Task details
Exclude the pictures; give every entry again exactly as written.

Data to process
* start *

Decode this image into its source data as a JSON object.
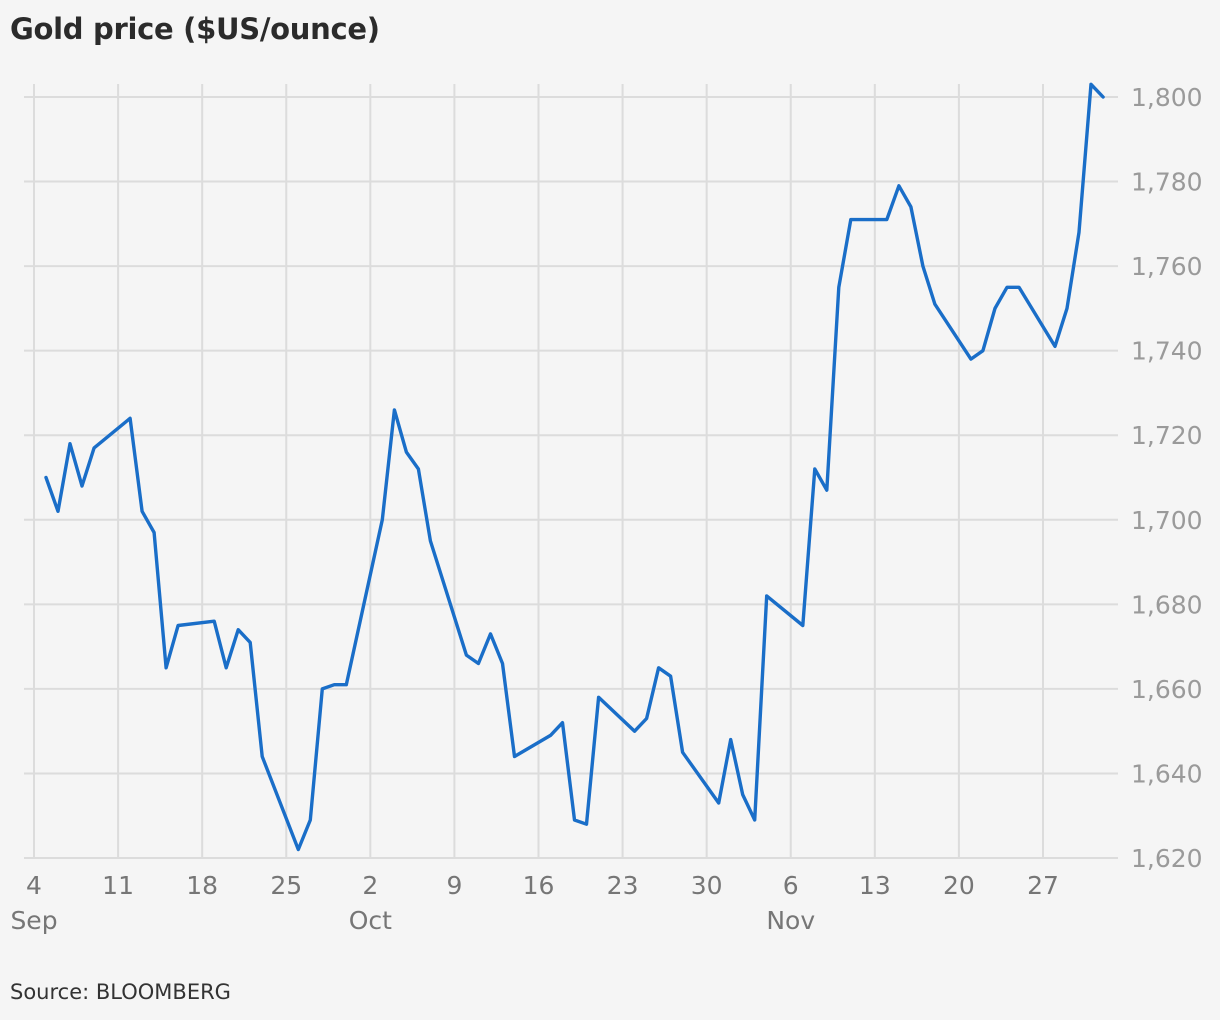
{
  "chart_data": {
    "type": "line",
    "title": "Gold price ($US/ounce)",
    "source": "Source: BLOOMBERG",
    "xlabel": "",
    "ylabel": "",
    "ylim": [
      1620,
      1800
    ],
    "yticks": [
      1620,
      1640,
      1660,
      1680,
      1700,
      1720,
      1740,
      1760,
      1780,
      1800
    ],
    "ytick_labels": [
      "1,620",
      "1,640",
      "1,660",
      "1,680",
      "1,700",
      "1,720",
      "1,740",
      "1,760",
      "1,780",
      "1,800"
    ],
    "y_axis_side": "right",
    "grid": true,
    "legend": "none",
    "line_color": "#1a6ec8",
    "xlim": [
      "2022-09-04",
      "2022-12-01"
    ],
    "xticks": [
      {
        "date": "2022-09-04",
        "label": "4"
      },
      {
        "date": "2022-09-11",
        "label": "11"
      },
      {
        "date": "2022-09-18",
        "label": "18"
      },
      {
        "date": "2022-09-25",
        "label": "25"
      },
      {
        "date": "2022-10-02",
        "label": "2"
      },
      {
        "date": "2022-10-09",
        "label": "9"
      },
      {
        "date": "2022-10-16",
        "label": "16"
      },
      {
        "date": "2022-10-23",
        "label": "23"
      },
      {
        "date": "2022-10-30",
        "label": "30"
      },
      {
        "date": "2022-11-06",
        "label": "6"
      },
      {
        "date": "2022-11-13",
        "label": "13"
      },
      {
        "date": "2022-11-20",
        "label": "20"
      },
      {
        "date": "2022-11-27",
        "label": "27"
      }
    ],
    "month_labels": [
      {
        "date": "2022-09-04",
        "label": "Sep"
      },
      {
        "date": "2022-10-02",
        "label": "Oct"
      },
      {
        "date": "2022-11-06",
        "label": "Nov"
      }
    ],
    "series": [
      {
        "x": [
          "2022-09-05",
          "2022-09-06",
          "2022-09-07",
          "2022-09-08",
          "2022-09-09",
          "2022-09-12",
          "2022-09-13",
          "2022-09-14",
          "2022-09-15",
          "2022-09-16",
          "2022-09-19",
          "2022-09-20",
          "2022-09-21",
          "2022-09-22",
          "2022-09-23",
          "2022-09-26",
          "2022-09-27",
          "2022-09-28",
          "2022-09-29",
          "2022-09-30",
          "2022-10-03",
          "2022-10-04",
          "2022-10-05",
          "2022-10-06",
          "2022-10-07",
          "2022-10-10",
          "2022-10-11",
          "2022-10-12",
          "2022-10-13",
          "2022-10-14",
          "2022-10-17",
          "2022-10-18",
          "2022-10-19",
          "2022-10-20",
          "2022-10-21",
          "2022-10-24",
          "2022-10-25",
          "2022-10-26",
          "2022-10-27",
          "2022-10-28",
          "2022-10-31",
          "2022-11-01",
          "2022-11-02",
          "2022-11-03",
          "2022-11-04",
          "2022-11-07",
          "2022-11-08",
          "2022-11-09",
          "2022-11-10",
          "2022-11-11",
          "2022-11-14",
          "2022-11-15",
          "2022-11-16",
          "2022-11-17",
          "2022-11-18",
          "2022-11-21",
          "2022-11-22",
          "2022-11-23",
          "2022-11-24",
          "2022-11-25",
          "2022-11-28",
          "2022-11-29",
          "2022-11-30",
          "2022-12-01",
          "2022-12-02"
        ],
        "values": [
          1710,
          1702,
          1718,
          1708,
          1717,
          1724,
          1702,
          1697,
          1665,
          1675,
          1676,
          1665,
          1674,
          1671,
          1644,
          1622,
          1629,
          1660,
          1661,
          1661,
          1700,
          1726,
          1716,
          1712,
          1695,
          1668,
          1666,
          1673,
          1666,
          1644,
          1649,
          1652,
          1629,
          1628,
          1658,
          1650,
          1653,
          1665,
          1663,
          1645,
          1633,
          1648,
          1635,
          1629,
          1682,
          1675,
          1712,
          1707,
          1755,
          1771,
          1771,
          1779,
          1774,
          1760,
          1751,
          1738,
          1740,
          1750,
          1755,
          1755,
          1741,
          1750,
          1768,
          1803,
          1800
        ]
      }
    ]
  }
}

* end *

Answer below
Decode this image into its source data as a JSON object.
{
  "chart_data": {
    "type": "line",
    "title": "Gold price ($US/ounce)",
    "source": "Source: BLOOMBERG",
    "xlabel": "",
    "ylabel": "",
    "ylim": [
      1620,
      1800
    ],
    "yticks": [
      1620,
      1640,
      1660,
      1680,
      1700,
      1720,
      1740,
      1760,
      1780,
      1800
    ],
    "ytick_labels": [
      "1,620",
      "1,640",
      "1,660",
      "1,680",
      "1,700",
      "1,720",
      "1,740",
      "1,760",
      "1,780",
      "1,800"
    ],
    "y_axis_side": "right",
    "grid": true,
    "legend": "none",
    "line_color": "#1a6ec8",
    "xlim": [
      "2022-09-04",
      "2022-12-01"
    ],
    "xticks": [
      {
        "date": "2022-09-04",
        "label": "4"
      },
      {
        "date": "2022-09-11",
        "label": "11"
      },
      {
        "date": "2022-09-18",
        "label": "18"
      },
      {
        "date": "2022-09-25",
        "label": "25"
      },
      {
        "date": "2022-10-02",
        "label": "2"
      },
      {
        "date": "2022-10-09",
        "label": "9"
      },
      {
        "date": "2022-10-16",
        "label": "16"
      },
      {
        "date": "2022-10-23",
        "label": "23"
      },
      {
        "date": "2022-10-30",
        "label": "30"
      },
      {
        "date": "2022-11-06",
        "label": "6"
      },
      {
        "date": "2022-11-13",
        "label": "13"
      },
      {
        "date": "2022-11-20",
        "label": "20"
      },
      {
        "date": "2022-11-27",
        "label": "27"
      }
    ],
    "month_labels": [
      {
        "date": "2022-09-04",
        "label": "Sep"
      },
      {
        "date": "2022-10-02",
        "label": "Oct"
      },
      {
        "date": "2022-11-06",
        "label": "Nov"
      }
    ],
    "series": [
      {
        "x": [
          "2022-09-05",
          "2022-09-06",
          "2022-09-07",
          "2022-09-08",
          "2022-09-09",
          "2022-09-12",
          "2022-09-13",
          "2022-09-14",
          "2022-09-15",
          "2022-09-16",
          "2022-09-19",
          "2022-09-20",
          "2022-09-21",
          "2022-09-22",
          "2022-09-23",
          "2022-09-26",
          "2022-09-27",
          "2022-09-28",
          "2022-09-29",
          "2022-09-30",
          "2022-10-03",
          "2022-10-04",
          "2022-10-05",
          "2022-10-06",
          "2022-10-07",
          "2022-10-10",
          "2022-10-11",
          "2022-10-12",
          "2022-10-13",
          "2022-10-14",
          "2022-10-17",
          "2022-10-18",
          "2022-10-19",
          "2022-10-20",
          "2022-10-21",
          "2022-10-24",
          "2022-10-25",
          "2022-10-26",
          "2022-10-27",
          "2022-10-28",
          "2022-10-31",
          "2022-11-01",
          "2022-11-02",
          "2022-11-03",
          "2022-11-04",
          "2022-11-07",
          "2022-11-08",
          "2022-11-09",
          "2022-11-10",
          "2022-11-11",
          "2022-11-14",
          "2022-11-15",
          "2022-11-16",
          "2022-11-17",
          "2022-11-18",
          "2022-11-21",
          "2022-11-22",
          "2022-11-23",
          "2022-11-24",
          "2022-11-25",
          "2022-11-28",
          "2022-11-29",
          "2022-11-30",
          "2022-12-01",
          "2022-12-02"
        ],
        "values": [
          1710,
          1702,
          1718,
          1708,
          1717,
          1724,
          1702,
          1697,
          1665,
          1675,
          1676,
          1665,
          1674,
          1671,
          1644,
          1622,
          1629,
          1660,
          1661,
          1661,
          1700,
          1726,
          1716,
          1712,
          1695,
          1668,
          1666,
          1673,
          1666,
          1644,
          1649,
          1652,
          1629,
          1628,
          1658,
          1650,
          1653,
          1665,
          1663,
          1645,
          1633,
          1648,
          1635,
          1629,
          1682,
          1675,
          1712,
          1707,
          1755,
          1771,
          1771,
          1779,
          1774,
          1760,
          1751,
          1738,
          1740,
          1750,
          1755,
          1755,
          1741,
          1750,
          1768,
          1803,
          1800
        ]
      }
    ]
  }
}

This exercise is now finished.